→ TASK OBJECTIVE
Find the lines with the string "Bust" and return them.
- - - -
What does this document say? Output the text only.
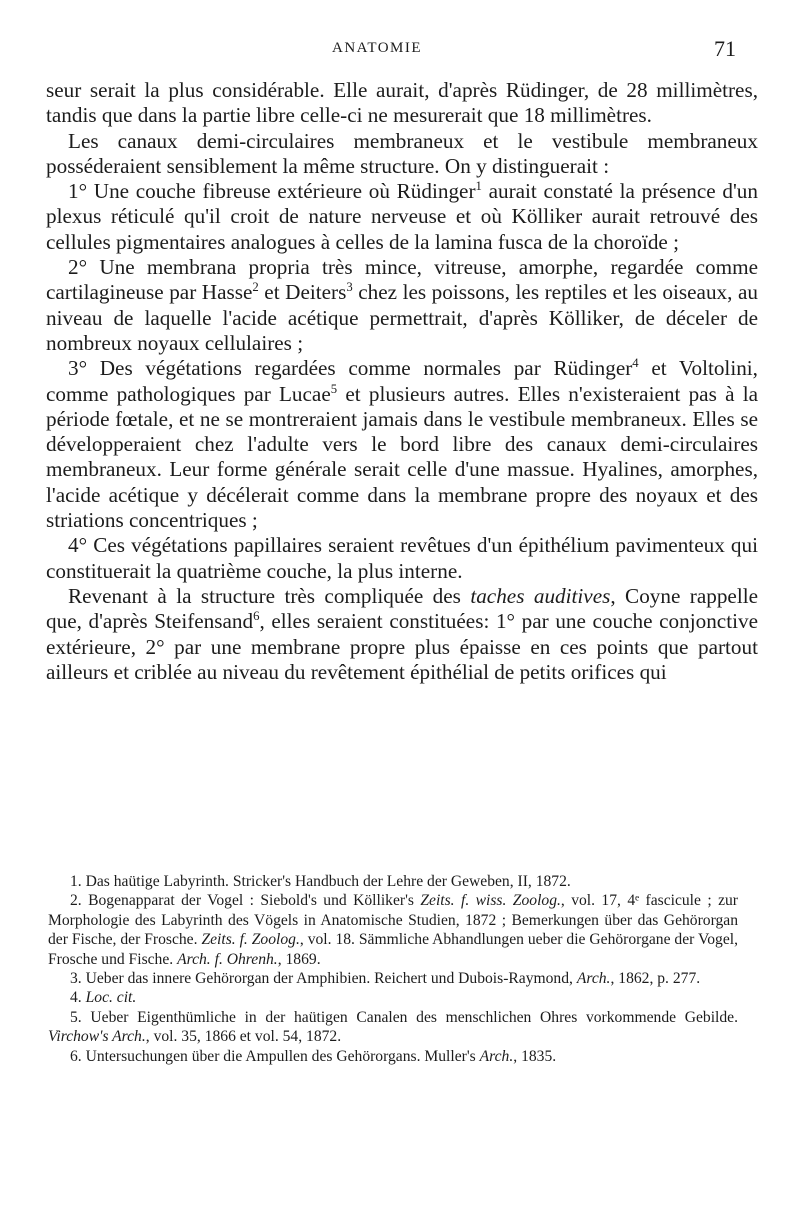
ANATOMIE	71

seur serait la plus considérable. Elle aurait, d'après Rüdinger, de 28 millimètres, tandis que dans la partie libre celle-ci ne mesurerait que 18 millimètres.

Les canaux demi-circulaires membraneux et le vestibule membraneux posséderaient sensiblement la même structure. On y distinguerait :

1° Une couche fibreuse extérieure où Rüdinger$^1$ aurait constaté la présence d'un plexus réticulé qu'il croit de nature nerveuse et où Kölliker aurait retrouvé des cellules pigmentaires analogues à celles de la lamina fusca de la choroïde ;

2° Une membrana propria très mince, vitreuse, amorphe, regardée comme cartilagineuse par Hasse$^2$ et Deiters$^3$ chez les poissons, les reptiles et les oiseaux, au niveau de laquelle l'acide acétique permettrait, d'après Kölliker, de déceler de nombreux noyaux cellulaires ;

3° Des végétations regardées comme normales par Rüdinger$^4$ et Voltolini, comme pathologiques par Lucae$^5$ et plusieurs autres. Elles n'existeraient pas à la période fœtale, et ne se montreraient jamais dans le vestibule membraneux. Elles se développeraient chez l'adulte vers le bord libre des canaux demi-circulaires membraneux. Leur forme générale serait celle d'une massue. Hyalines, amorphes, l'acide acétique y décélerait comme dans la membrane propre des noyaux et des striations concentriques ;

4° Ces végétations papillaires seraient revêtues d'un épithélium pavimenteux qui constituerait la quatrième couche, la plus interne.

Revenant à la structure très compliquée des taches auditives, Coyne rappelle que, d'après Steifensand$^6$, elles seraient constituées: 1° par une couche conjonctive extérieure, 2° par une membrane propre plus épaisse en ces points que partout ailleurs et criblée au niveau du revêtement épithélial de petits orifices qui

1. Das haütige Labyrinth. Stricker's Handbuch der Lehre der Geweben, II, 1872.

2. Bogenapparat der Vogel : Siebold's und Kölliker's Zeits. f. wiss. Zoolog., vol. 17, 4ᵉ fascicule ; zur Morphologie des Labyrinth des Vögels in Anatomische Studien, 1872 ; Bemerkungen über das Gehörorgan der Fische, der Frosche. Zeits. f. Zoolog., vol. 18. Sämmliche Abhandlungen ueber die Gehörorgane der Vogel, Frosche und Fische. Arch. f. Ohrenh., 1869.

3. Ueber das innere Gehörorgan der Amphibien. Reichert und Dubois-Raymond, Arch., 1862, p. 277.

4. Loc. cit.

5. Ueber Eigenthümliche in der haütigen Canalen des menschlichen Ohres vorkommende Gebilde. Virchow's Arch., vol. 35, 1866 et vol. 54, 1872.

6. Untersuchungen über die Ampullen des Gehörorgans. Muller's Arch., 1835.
- - - -
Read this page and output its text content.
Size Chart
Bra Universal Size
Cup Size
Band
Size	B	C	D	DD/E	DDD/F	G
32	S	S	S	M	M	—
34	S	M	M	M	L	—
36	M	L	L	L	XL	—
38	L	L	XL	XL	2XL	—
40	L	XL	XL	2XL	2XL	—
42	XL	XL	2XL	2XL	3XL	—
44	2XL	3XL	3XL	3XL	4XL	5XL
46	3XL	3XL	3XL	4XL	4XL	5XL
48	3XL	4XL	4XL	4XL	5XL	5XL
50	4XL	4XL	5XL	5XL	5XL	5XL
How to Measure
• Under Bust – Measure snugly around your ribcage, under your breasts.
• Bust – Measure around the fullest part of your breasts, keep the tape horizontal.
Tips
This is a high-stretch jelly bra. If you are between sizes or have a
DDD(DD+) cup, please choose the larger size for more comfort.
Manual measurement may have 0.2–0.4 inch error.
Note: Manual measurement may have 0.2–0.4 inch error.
- - - -
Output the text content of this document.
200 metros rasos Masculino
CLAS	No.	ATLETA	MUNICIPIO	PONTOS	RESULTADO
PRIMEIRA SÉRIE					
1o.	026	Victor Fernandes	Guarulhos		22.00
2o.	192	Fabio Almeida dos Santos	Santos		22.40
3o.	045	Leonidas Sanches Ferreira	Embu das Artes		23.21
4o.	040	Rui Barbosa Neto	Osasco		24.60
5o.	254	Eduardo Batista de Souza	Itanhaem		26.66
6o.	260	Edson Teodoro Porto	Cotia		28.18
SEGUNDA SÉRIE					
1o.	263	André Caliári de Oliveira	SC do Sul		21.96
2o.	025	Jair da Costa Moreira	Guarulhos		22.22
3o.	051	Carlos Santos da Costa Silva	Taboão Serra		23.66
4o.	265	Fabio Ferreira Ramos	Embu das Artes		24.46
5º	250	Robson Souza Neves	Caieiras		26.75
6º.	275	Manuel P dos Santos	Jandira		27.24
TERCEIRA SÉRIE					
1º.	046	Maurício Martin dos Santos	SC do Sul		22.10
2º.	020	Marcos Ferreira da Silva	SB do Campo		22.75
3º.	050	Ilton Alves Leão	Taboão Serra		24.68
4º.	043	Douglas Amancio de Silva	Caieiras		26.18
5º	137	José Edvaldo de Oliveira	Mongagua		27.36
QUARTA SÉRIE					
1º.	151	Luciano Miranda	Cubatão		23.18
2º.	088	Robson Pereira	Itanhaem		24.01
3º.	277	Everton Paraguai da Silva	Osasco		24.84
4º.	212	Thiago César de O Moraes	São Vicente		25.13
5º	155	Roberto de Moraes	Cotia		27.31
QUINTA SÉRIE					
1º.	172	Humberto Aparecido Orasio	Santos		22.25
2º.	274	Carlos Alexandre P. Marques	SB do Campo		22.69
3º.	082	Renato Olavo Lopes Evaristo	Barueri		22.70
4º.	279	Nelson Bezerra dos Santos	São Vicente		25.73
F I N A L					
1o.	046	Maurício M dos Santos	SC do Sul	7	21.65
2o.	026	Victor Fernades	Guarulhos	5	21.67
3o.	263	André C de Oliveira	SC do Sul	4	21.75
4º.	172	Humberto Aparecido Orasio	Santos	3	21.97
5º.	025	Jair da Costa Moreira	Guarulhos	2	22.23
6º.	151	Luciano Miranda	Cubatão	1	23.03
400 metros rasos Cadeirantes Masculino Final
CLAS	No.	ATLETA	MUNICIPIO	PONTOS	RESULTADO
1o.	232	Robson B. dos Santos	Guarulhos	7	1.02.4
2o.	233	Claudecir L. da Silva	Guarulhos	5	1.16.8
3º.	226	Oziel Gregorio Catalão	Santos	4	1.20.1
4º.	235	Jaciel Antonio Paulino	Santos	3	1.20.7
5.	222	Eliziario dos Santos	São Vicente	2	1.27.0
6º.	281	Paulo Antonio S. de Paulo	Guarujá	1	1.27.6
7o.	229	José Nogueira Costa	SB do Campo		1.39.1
- - - -
→ FULL RESPONSE
• Under Bust – Measure snugly around your ribcage, under your breasts.
• Bust – Measure around the fullest part of your breasts, keep the tape horizontal.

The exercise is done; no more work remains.